**Problem:**
Extract all lines that hold the string "JSON".

Entries from a dataset
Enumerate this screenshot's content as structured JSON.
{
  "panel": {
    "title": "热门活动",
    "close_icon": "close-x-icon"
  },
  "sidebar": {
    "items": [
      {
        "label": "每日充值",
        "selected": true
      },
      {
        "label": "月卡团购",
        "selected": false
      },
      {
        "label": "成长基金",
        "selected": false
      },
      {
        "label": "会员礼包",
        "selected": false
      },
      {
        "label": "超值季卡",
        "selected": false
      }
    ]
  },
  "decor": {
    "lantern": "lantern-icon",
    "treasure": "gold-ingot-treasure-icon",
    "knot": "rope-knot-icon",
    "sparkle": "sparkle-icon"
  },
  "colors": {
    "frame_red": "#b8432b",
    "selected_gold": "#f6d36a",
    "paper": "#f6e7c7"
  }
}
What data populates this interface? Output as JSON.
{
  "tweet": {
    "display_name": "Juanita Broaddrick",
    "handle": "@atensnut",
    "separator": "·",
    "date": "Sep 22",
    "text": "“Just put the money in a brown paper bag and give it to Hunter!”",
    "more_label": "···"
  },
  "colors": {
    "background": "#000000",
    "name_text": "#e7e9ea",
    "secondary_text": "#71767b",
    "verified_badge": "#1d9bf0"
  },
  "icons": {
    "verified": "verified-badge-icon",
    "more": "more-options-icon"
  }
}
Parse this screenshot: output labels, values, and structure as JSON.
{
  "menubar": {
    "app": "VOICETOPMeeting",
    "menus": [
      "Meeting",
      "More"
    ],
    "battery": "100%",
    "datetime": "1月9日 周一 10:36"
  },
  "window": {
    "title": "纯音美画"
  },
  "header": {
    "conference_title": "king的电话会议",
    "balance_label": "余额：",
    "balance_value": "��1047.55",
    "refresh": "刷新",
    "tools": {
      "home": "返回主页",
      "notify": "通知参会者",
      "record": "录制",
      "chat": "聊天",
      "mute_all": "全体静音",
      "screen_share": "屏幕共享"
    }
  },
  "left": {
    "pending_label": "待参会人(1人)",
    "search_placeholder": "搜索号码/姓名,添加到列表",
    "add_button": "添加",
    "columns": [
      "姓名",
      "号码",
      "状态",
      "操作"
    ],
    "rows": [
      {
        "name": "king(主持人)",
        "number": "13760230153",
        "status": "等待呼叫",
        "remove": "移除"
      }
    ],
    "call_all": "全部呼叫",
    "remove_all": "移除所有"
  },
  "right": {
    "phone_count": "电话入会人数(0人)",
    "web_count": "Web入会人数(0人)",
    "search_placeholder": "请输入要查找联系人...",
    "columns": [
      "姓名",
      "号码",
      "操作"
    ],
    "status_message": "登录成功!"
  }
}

**Written solution:**
Enumerate this screenshot's content as structured JSON.
What data populates this interface? Output as JSON.
Parse this screenshot: output labels, values, and structure as JSON.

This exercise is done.